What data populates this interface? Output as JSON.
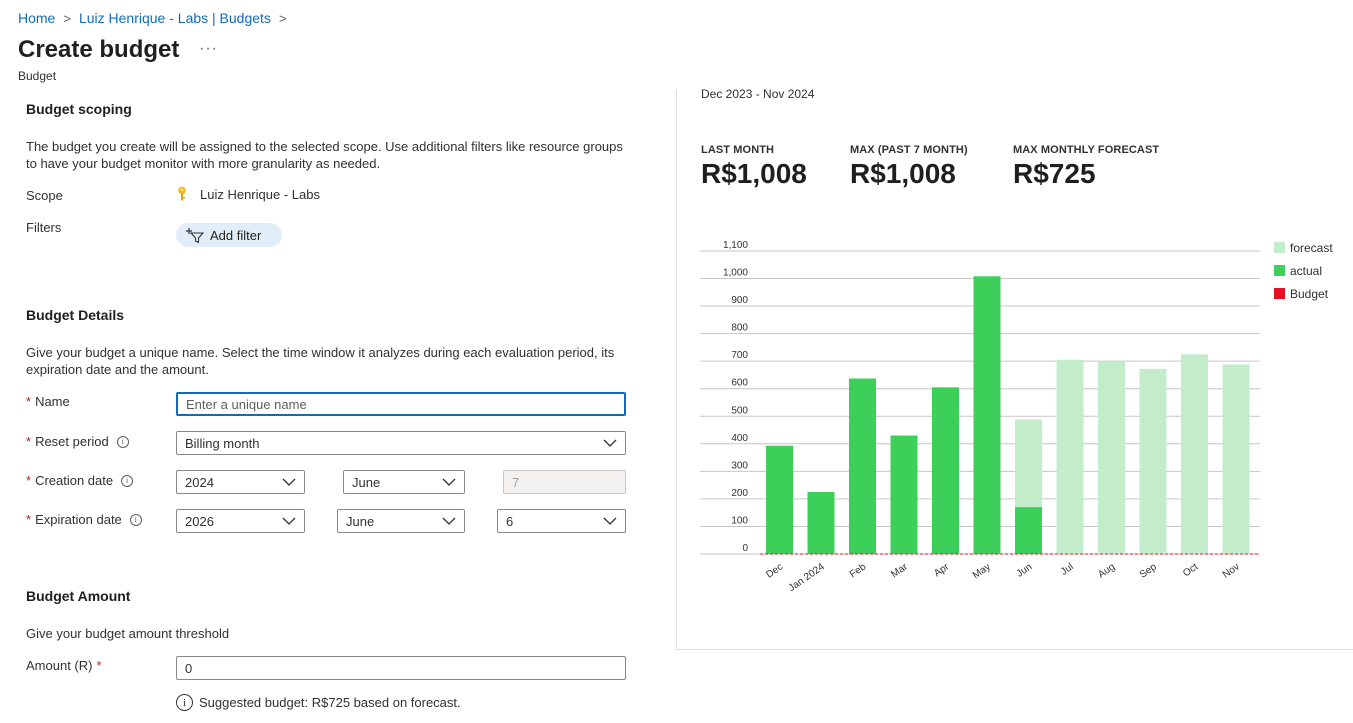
{
  "breadcrumb": {
    "home": "Home",
    "scope": "Luiz Henrique - Labs | Budgets",
    "sep": ">"
  },
  "header": {
    "title": "Create budget",
    "more": "···",
    "subtitle": "Budget"
  },
  "scoping": {
    "title": "Budget scoping",
    "desc": "The budget you create will be assigned to the selected scope. Use additional filters like resource groups to have your budget monitor with more granularity as needed.",
    "scope_label": "Scope",
    "scope_value": "Luiz Henrique - Labs",
    "filters_label": "Filters",
    "add_filter": "Add filter"
  },
  "details": {
    "title": "Budget Details",
    "desc": "Give your budget a unique name. Select the time window it analyzes during each evaluation period, its expiration date and the amount.",
    "name_label": "Name",
    "name_placeholder": "Enter a unique name",
    "reset_label": "Reset period",
    "reset_value": "Billing month",
    "creation_label": "Creation date",
    "creation_year": "2024",
    "creation_month": "June",
    "creation_day": "7",
    "expiration_label": "Expiration date",
    "expiration_year": "2026",
    "expiration_month": "June",
    "expiration_day": "6",
    "required_mark": "*",
    "info_glyph": "i"
  },
  "amount": {
    "title": "Budget Amount",
    "desc": "Give your budget amount threshold",
    "label": "Amount (R)",
    "value": "0",
    "suggestion": "Suggested budget: R$725 based on forecast."
  },
  "summary": {
    "period": "Dec 2023 - Nov 2024",
    "kpis": [
      {
        "label": "LAST MONTH",
        "value": "R$1,008"
      },
      {
        "label": "MAX (PAST 7 MONTH)",
        "value": "R$1,008"
      },
      {
        "label": "MAX MONTHLY FORECAST",
        "value": "R$725"
      }
    ]
  },
  "colors": {
    "actual": "#3ccf5a",
    "forecast": "#c3eccb",
    "budget": "#e81123",
    "link": "#0f6cbd"
  },
  "chart_data": {
    "type": "bar",
    "categories": [
      "Dec",
      "Jan 2024",
      "Feb",
      "Mar",
      "Apr",
      "May",
      "Jun",
      "Jul",
      "Aug",
      "Sep",
      "Oct",
      "Nov"
    ],
    "series": [
      {
        "name": "actual",
        "values": [
          393,
          225,
          637,
          430,
          605,
          1008,
          170,
          null,
          null,
          null,
          null,
          null
        ]
      },
      {
        "name": "forecast",
        "values": [
          null,
          null,
          null,
          null,
          null,
          null,
          488,
          705,
          698,
          672,
          725,
          688
        ]
      },
      {
        "name": "Budget",
        "values": [
          0,
          0,
          0,
          0,
          0,
          0,
          0,
          0,
          0,
          0,
          0,
          0
        ]
      }
    ],
    "yticks": [
      0,
      100,
      200,
      300,
      400,
      500,
      600,
      700,
      800,
      900,
      1000,
      1100
    ],
    "ytick_labels": [
      "0",
      "100",
      "200",
      "300",
      "400",
      "500",
      "600",
      "700",
      "800",
      "900",
      "1,000",
      "1,100"
    ],
    "ylim": [
      0,
      1150
    ],
    "grid": true,
    "legend": "right"
  }
}
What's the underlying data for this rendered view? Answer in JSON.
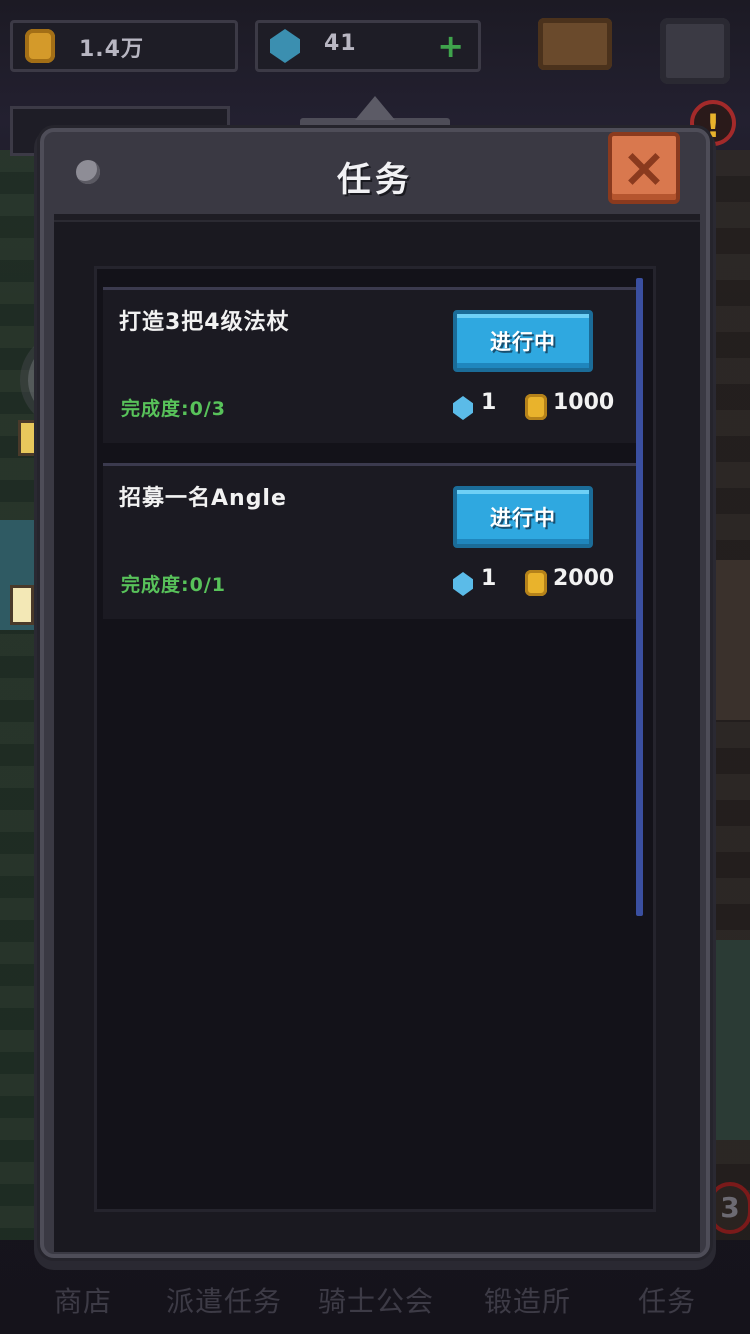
{
  "top_bar": {
    "gold": "1.4万",
    "gems": "41",
    "plus_label": "+"
  },
  "alert_label": "!",
  "modal": {
    "title": "任务",
    "close_label": "×"
  },
  "tasks": [
    {
      "title": "打造3把4级法杖",
      "progress": "完成度:0/3",
      "status_button": "进行中",
      "reward_gems": "1",
      "reward_gold": "1000"
    },
    {
      "title": "招募一名Angle",
      "progress": "完成度:0/1",
      "status_button": "进行中",
      "reward_gems": "1",
      "reward_gold": "2000"
    }
  ],
  "bottom_nav": {
    "items": [
      "商店",
      "派遣任务",
      "骑士公会",
      "锻造所",
      "任务"
    ],
    "badge": "3"
  },
  "colors": {
    "accent_button": "#2fa8e0",
    "progress_text": "#58c25a",
    "close_button": "#d9784e",
    "scrollbar": "#3a4fa0"
  }
}
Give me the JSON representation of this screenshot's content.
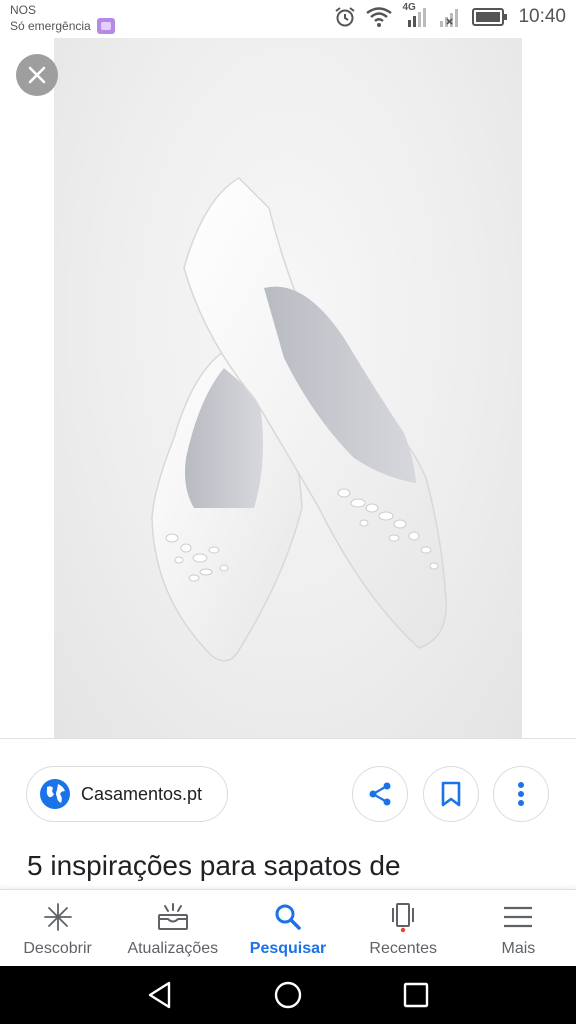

· · · · ·

Exercise task. Copy all the records above exactly, but leave out the pictures.

Completed task.
What data populates this interface? Output as JSON.
{
  "breadcrumb": {
    "home": "Home",
    "scope": "Luiz Henrique - Labs | Budgets",
    "sep": ">"
  },
  "header": {
    "title": "Create budget",
    "more": "···",
    "subtitle": "Budget"
  },
  "scoping": {
    "title": "Budget scoping",
    "desc": "The budget you create will be assigned to the selected scope. Use additional filters like resource groups to have your budget monitor with more granularity as needed.",
    "scope_label": "Scope",
    "scope_value": "Luiz Henrique - Labs",
    "filters_label": "Filters",
    "add_filter": "Add filter"
  },
  "details": {
    "title": "Budget Details",
    "desc": "Give your budget a unique name. Select the time window it analyzes during each evaluation period, its expiration date and the amount.",
    "name_label": "Name",
    "name_placeholder": "Enter a unique name",
    "reset_label": "Reset period",
    "reset_value": "Billing month",
    "creation_label": "Creation date",
    "creation_year": "2024",
    "creation_month": "June",
    "creation_day": "7",
    "expiration_label": "Expiration date",
    "expiration_year": "2026",
    "expiration_month": "June",
    "expiration_day": "6",
    "required_mark": "*",
    "info_glyph": "i"
  },
  "amount": {
    "title": "Budget Amount",
    "desc": "Give your budget amount threshold",
    "label": "Amount (R)",
    "value": "0",
    "suggestion": "Suggested budget: R$725 based on forecast."
  },
  "summary": {
    "period": "Dec 2023 - Nov 2024",
    "kpis": [
      {
        "label": "LAST MONTH",
        "value": "R$1,008"
      },
      {
        "label": "MAX (PAST 7 MONTH)",
        "value": "R$1,008"
      },
      {
        "label": "MAX MONTHLY FORECAST",
        "value": "R$725"
      }
    ]
  },
  "colors": {
    "actual": "#3ccf5a",
    "forecast": "#c3eccb",
    "budget": "#e81123",
    "link": "#0f6cbd"
  },
  "chart_data": {
    "type": "bar",
    "categories": [
      "Dec",
      "Jan 2024",
      "Feb",
      "Mar",
      "Apr",
      "May",
      "Jun",
      "Jul",
      "Aug",
      "Sep",
      "Oct",
      "Nov"
    ],
    "series": [
      {
        "name": "actual",
        "values": [
          393,
          225,
          637,
          430,
          605,
          1008,
          170,
          null,
          null,
          null,
          null,
          null
        ]
      },
      {
        "name": "forecast",
        "values": [
          null,
          null,
          null,
          null,
          null,
          null,
          488,
          705,
          698,
          672,
          725,
          688
        ]
      },
      {
        "name": "Budget",
        "values": [
          0,
          0,
          0,
          0,
          0,
          0,
          0,
          0,
          0,
          0,
          0,
          0
        ]
      }
    ],
    "yticks": [
      0,
      100,
      200,
      300,
      400,
      500,
      600,
      700,
      800,
      900,
      1000,
      1100
    ],
    "ytick_labels": [
      "0",
      "100",
      "200",
      "300",
      "400",
      "500",
      "600",
      "700",
      "800",
      "900",
      "1,000",
      "1,100"
    ],
    "ylim": [
      0,
      1150
    ],
    "grid": true,
    "legend": "right"
  }
}
What's the underlying data for this rendered view? Answer in JSON.
{
  "top_bar": {
    "gold": "1.4万",
    "gems": "41",
    "plus_label": "+"
  },
  "alert_label": "!",
  "modal": {
    "title": "任务",
    "close_label": "×"
  },
  "tasks": [
    {
      "title": "打造3把4级法杖",
      "progress": "完成度:0/3",
      "status_button": "进行中",
      "reward_gems": "1",
      "reward_gold": "1000"
    },
    {
      "title": "招募一名Angle",
      "progress": "完成度:0/1",
      "status_button": "进行中",
      "reward_gems": "1",
      "reward_gold": "2000"
    }
  ],
  "bottom_nav": {
    "items": [
      "商店",
      "派遣任务",
      "骑士公会",
      "锻造所",
      "任务"
    ],
    "badge": "3"
  },
  "colors": {
    "accent_button": "#2fa8e0",
    "progress_text": "#58c25a",
    "close_button": "#d9784e",
    "scrollbar": "#3a4fa0"
  }
}
Give me the JSON representation of this screenshot's content.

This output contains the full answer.